== Task description ==
Can you put every line of the entries below into a Markdown table with a Row column for the row number and a Text column for the line, leaving out any blank lines?

== Records supplied ==

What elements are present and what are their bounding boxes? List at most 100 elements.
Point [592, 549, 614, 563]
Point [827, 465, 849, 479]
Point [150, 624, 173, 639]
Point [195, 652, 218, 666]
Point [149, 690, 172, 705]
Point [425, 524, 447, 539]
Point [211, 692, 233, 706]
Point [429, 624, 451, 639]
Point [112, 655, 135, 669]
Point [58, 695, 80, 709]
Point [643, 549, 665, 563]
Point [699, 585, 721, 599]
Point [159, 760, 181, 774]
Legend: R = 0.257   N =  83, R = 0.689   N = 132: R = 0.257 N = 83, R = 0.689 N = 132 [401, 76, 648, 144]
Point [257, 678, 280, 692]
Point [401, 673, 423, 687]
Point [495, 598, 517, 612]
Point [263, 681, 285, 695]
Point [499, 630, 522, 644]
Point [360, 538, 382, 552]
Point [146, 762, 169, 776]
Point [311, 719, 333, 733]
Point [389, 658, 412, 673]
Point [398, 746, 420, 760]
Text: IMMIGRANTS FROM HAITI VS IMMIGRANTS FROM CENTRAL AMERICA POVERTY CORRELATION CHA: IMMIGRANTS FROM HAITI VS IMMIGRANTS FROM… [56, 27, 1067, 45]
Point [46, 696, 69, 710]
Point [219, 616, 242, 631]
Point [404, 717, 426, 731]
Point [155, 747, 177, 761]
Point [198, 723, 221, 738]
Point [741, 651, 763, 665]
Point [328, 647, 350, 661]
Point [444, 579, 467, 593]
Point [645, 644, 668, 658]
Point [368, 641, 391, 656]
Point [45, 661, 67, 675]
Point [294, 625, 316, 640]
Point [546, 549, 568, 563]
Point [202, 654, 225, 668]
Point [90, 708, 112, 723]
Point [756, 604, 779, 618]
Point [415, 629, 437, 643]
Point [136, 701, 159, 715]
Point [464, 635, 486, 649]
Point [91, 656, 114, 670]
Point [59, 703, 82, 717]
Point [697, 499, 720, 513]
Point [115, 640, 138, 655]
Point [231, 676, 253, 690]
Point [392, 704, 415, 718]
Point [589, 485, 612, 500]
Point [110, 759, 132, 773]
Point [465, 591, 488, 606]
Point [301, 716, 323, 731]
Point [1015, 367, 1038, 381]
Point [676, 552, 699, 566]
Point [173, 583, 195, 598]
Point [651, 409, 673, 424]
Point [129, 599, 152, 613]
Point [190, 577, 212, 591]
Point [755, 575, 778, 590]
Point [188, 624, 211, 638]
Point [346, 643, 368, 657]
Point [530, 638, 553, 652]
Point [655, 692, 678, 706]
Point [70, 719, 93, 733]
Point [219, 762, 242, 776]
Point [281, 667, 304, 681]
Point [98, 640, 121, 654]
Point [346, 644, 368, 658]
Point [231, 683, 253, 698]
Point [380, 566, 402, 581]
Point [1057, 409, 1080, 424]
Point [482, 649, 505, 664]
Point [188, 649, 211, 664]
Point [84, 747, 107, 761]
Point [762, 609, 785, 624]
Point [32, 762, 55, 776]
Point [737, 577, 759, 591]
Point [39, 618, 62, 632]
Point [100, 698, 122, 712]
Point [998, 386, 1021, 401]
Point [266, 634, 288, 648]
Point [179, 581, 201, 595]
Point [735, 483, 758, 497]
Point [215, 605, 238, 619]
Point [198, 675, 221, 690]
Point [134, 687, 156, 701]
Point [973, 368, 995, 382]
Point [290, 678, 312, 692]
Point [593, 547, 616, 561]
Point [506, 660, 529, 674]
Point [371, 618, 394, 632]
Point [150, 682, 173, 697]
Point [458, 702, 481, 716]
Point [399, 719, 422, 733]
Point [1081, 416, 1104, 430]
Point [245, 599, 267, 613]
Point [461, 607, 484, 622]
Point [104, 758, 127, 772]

== Written reply ==
| Row | Text |
|---|---|
| 1 | What elements are present and what are their bounding boxes? List at most 100 elements. |
| 2 | Point [592, 549, 614, 563] |
| 3 | Point [827, 465, 849, 479] |
| 4 | Point [150, 624, 173, 639] |
| 5 | Point [195, 652, 218, 666] |
| 6 | Point [149, 690, 172, 705] |
| 7 | Point [425, 524, 447, 539] |
| 8 | Point [211, 692, 233, 706] |
| 9 | Point [429, 624, 451, 639] |
| 10 | Point [112, 655, 135, 669] |
| 11 | Point [58, 695, 80, 709] |
| 12 | Point [643, 549, 665, 563] |
| 13 | Point [699, 585, 721, 599] |
| 14 | Point [159, 760, 181, 774] |
| 15 | Legend: R = 0.257   N =  83, R = 0.689   N = 132: R = 0.257 N = 83, R = 0.689 N = 132 [401, 76, 648, 144] |
| 16 | Point [257, 678, 280, 692] |
| 17 | Point [401, 673, 423, 687] |
| 18 | Point [495, 598, 517, 612] |
| 19 | Point [263, 681, 285, 695] |
| 20 | Point [499, 630, 522, 644] |
| 21 | Point [360, 538, 382, 552] |
| 22 | Point [146, 762, 169, 776] |
| 23 | Point [311, 719, 333, 733] |
| 24 | Point [389, 658, 412, 673] |
| 25 | Point [398, 746, 420, 760] |
| 26 | Text: IMMIGRANTS FROM HAITI VS IMMIGRANTS FROM CENTRAL AMERICA POVERTY CORRELATION CHA: IMMIGRANTS FROM HAITI VS IMMIGRANTS FROM… [56, 27, 1067, 45] |
| 27 | Point [46, 696, 69, 710] |
| 28 | Point [219, 616, 242, 631] |
| 29 | Point [404, 717, 426, 731] |
| 30 | Point [155, 747, 177, 761] |
| 31 | Point [198, 723, 221, 738] |
| 32 | Point [741, 651, 763, 665] |
| 33 | Point [328, 647, 350, 661] |
| 34 | Point [444, 579, 467, 593] |
| 35 | Point [645, 644, 668, 658] |
| 36 | Point [368, 641, 391, 656] |
| 37 | Point [45, 661, 67, 675] |
| 38 | Point [294, 625, 316, 640] |
| 39 | Point [546, 549, 568, 563] |
| 40 | Point [202, 654, 225, 668] |
| 41 | Point [90, 708, 112, 723] |
| 42 | Point [756, 604, 779, 618] |
| 43 | Point [415, 629, 437, 643] |
| 44 | Point [136, 701, 159, 715] |
| 45 | Point [464, 635, 486, 649] |
| 46 | Point [91, 656, 114, 670] |
| 47 | Point [59, 703, 82, 717] |
| 48 | Point [697, 499, 720, 513] |
| 49 | Point [115, 640, 138, 655] |
| 50 | Point [231, 676, 253, 690] |
| 51 | Point [392, 704, 415, 718] |
| 52 | Point [589, 485, 612, 500] |
| 53 | Point [110, 759, 132, 773] |
| 54 | Point [465, 591, 488, 606] |
| 55 | Point [301, 716, 323, 731] |
| 56 | Point [1015, 367, 1038, 381] |
| 57 | Point [676, 552, 699, 566] |
| 58 | Point [173, 583, 195, 598] |
| 59 | Point [651, 409, 673, 424] |
| 60 | Point [129, 599, 152, 613] |
| 61 | Point [190, 577, 212, 591] |
| 62 | Point [755, 575, 778, 590] |
| 63 | Point [188, 624, 211, 638] |
| 64 | Point [346, 643, 368, 657] |
| 65 | Point [530, 638, 553, 652] |
| 66 | Point [655, 692, 678, 706] |
| 67 | Point [70, 719, 93, 733] |
| 68 | Point [219, 762, 242, 776] |
| 69 | Point [281, 667, 304, 681] |
| 70 | Point [98, 640, 121, 654] |
| 71 | Point [346, 644, 368, 658] |
| 72 | Point [231, 683, 253, 698] |
| 73 | Point [380, 566, 402, 581] |
| 74 | Point [1057, 409, 1080, 424] |
| 75 | Point [482, 649, 505, 664] |
| 76 | Point [188, 649, 211, 664] |
| 77 | Point [84, 747, 107, 761] |
| 78 | Point [762, 609, 785, 624] |
| 79 | Point [32, 762, 55, 776] |
| 80 | Point [737, 577, 759, 591] |
| 81 | Point [39, 618, 62, 632] |
| 82 | Point [100, 698, 122, 712] |
| 83 | Point [998, 386, 1021, 401] |
| 84 | Point [266, 634, 288, 648] |
| 85 | Point [179, 581, 201, 595] |
| 86 | Point [735, 483, 758, 497] |
| 87 | Point [215, 605, 238, 619] |
| 88 | Point [198, 675, 221, 690] |
| 89 | Point [134, 687, 156, 701] |
| 90 | Point [973, 368, 995, 382] |
| 91 | Point [290, 678, 312, 692] |
| 92 | Point [593, 547, 616, 561] |
| 93 | Point [506, 660, 529, 674] |
| 94 | Point [371, 618, 394, 632] |
| 95 | Point [150, 682, 173, 697] |
| 96 | Point [458, 702, 481, 716] |
| 97 | Point [399, 719, 422, 733] |
| 98 | Point [1081, 416, 1104, 430] |
| 99 | Point [245, 599, 267, 613] |
| 100 | Point [461, 607, 484, 622] |
| 101 | Point [104, 758, 127, 772] |